In full and without alteration, give the listing again.

··· Input for this task

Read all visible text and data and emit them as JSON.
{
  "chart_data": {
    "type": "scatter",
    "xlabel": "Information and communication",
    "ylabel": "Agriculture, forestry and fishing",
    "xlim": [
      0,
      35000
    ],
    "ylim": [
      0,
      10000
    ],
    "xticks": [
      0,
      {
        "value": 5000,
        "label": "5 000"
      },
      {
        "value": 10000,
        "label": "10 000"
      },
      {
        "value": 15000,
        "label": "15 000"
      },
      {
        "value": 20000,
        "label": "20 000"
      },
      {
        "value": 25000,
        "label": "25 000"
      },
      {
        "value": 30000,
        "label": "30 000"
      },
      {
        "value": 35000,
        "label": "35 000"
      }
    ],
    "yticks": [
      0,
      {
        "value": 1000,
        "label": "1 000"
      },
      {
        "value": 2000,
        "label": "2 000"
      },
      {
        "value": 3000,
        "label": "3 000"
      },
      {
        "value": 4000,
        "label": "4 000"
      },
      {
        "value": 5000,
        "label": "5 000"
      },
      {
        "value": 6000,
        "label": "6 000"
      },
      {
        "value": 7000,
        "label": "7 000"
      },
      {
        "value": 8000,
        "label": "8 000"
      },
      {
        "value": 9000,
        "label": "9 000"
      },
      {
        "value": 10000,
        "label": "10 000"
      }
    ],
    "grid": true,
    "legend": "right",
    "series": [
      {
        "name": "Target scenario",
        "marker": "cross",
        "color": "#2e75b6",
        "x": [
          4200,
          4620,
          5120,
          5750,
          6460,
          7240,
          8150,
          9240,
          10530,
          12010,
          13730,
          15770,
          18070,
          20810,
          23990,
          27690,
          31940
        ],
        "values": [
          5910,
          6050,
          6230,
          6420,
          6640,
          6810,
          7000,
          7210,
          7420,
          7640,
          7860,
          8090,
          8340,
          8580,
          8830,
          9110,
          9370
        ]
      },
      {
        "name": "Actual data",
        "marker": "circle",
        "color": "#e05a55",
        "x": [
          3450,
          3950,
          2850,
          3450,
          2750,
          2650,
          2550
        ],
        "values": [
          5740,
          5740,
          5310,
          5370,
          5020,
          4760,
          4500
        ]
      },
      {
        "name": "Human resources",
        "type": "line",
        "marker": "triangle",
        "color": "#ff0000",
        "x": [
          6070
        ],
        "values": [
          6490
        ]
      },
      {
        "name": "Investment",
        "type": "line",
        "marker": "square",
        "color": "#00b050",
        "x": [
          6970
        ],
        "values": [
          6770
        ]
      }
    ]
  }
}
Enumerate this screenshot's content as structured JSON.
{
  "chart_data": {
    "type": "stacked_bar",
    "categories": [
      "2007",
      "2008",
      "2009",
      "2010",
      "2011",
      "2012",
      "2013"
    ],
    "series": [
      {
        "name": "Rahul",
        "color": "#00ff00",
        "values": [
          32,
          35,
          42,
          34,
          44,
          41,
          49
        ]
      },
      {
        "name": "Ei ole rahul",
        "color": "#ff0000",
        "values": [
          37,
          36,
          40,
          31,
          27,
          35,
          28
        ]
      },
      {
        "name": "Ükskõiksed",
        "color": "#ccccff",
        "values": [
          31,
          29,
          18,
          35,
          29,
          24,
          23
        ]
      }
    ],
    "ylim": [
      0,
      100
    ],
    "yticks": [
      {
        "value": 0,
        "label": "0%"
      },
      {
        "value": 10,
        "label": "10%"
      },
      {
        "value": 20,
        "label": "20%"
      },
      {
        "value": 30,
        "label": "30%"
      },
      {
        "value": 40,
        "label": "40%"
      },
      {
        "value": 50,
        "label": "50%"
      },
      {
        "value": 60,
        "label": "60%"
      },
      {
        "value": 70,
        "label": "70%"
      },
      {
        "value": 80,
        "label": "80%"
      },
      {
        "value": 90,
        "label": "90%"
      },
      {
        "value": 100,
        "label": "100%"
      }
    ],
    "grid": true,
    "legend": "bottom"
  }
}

······

* [Complete response]
Read all visible text and data and emit them as JSON.
{
  "chart_data": {
    "type": "scatter",
    "xlabel": "Information and communication",
    "ylabel": "Agriculture, forestry and fishing",
    "xlim": [
      0,
      35000
    ],
    "ylim": [
      0,
      10000
    ],
    "xticks": [
      0,
      {
        "value": 5000,
        "label": "5 000"
      },
      {
        "value": 10000,
        "label": "10 000"
      },
      {
        "value": 15000,
        "label": "15 000"
      },
      {
        "value": 20000,
        "label": "20 000"
      },
      {
        "value": 25000,
        "label": "25 000"
      },
      {
        "value": 30000,
        "label": "30 000"
      },
      {
        "value": 35000,
        "label": "35 000"
      }
    ],
    "yticks": [
      0,
      {
        "value": 1000,
        "label": "1 000"
      },
      {
        "value": 2000,
        "label": "2 000"
      },
      {
        "value": 3000,
        "label": "3 000"
      },
      {
        "value": 4000,
        "label": "4 000"
      },
      {
        "value": 5000,
        "label": "5 000"
      },
      {
        "value": 6000,
        "label": "6 000"
      },
      {
        "value": 7000,
        "label": "7 000"
      },
      {
        "value": 8000,
        "label": "8 000"
      },
      {
        "value": 9000,
        "label": "9 000"
      },
      {
        "value": 10000,
        "label": "10 000"
      }
    ],
    "grid": true,
    "legend": "right",
    "series": [
      {
        "name": "Target scenario",
        "marker": "cross",
        "color": "#2e75b6",
        "x": [
          4200,
          4620,
          5120,
          5750,
          6460,
          7240,
          8150,
          9240,
          10530,
          12010,
          13730,
          15770,
          18070,
          20810,
          23990,
          27690,
          31940
        ],
        "values": [
          5910,
          6050,
          6230,
          6420,
          6640,
          6810,
          7000,
          7210,
          7420,
          7640,
          7860,
          8090,
          8340,
          8580,
          8830,
          9110,
          9370
        ]
      },
      {
        "name": "Actual data",
        "marker": "circle",
        "color": "#e05a55",
        "x": [
          3450,
          3950,
          2850,
          3450,
          2750,
          2650,
          2550
        ],
        "values": [
          5740,
          5740,
          5310,
          5370,
          5020,
          4760,
          4500
        ]
      },
      {
        "name": "Human resources",
        "type": "line",
        "marker": "triangle",
        "color": "#ff0000",
        "x": [
          6070
        ],
        "values": [
          6490
        ]
      },
      {
        "name": "Investment",
        "type": "line",
        "marker": "square",
        "color": "#00b050",
        "x": [
          6970
        ],
        "values": [
          6770
        ]
      }
    ]
  }
}
Enumerate this screenshot's content as structured JSON.
{
  "chart_data": {
    "type": "stacked_bar",
    "categories": [
      "2007",
      "2008",
      "2009",
      "2010",
      "2011",
      "2012",
      "2013"
    ],
    "series": [
      {
        "name": "Rahul",
        "color": "#00ff00",
        "values": [
          32,
          35,
          42,
          34,
          44,
          41,
          49
        ]
      },
      {
        "name": "Ei ole rahul",
        "color": "#ff0000",
        "values": [
          37,
          36,
          40,
          31,
          27,
          35,
          28
        ]
      },
      {
        "name": "Ükskõiksed",
        "color": "#ccccff",
        "values": [
          31,
          29,
          18,
          35,
          29,
          24,
          23
        ]
      }
    ],
    "ylim": [
      0,
      100
    ],
    "yticks": [
      {
        "value": 0,
        "label": "0%"
      },
      {
        "value": 10,
        "label": "10%"
      },
      {
        "value": 20,
        "label": "20%"
      },
      {
        "value": 30,
        "label": "30%"
      },
      {
        "value": 40,
        "label": "40%"
      },
      {
        "value": 50,
        "label": "50%"
      },
      {
        "value": 60,
        "label": "60%"
      },
      {
        "value": 70,
        "label": "70%"
      },
      {
        "value": 80,
        "label": "80%"
      },
      {
        "value": 90,
        "label": "90%"
      },
      {
        "value": 100,
        "label": "100%"
      }
    ],
    "grid": true,
    "legend": "bottom"
  }
}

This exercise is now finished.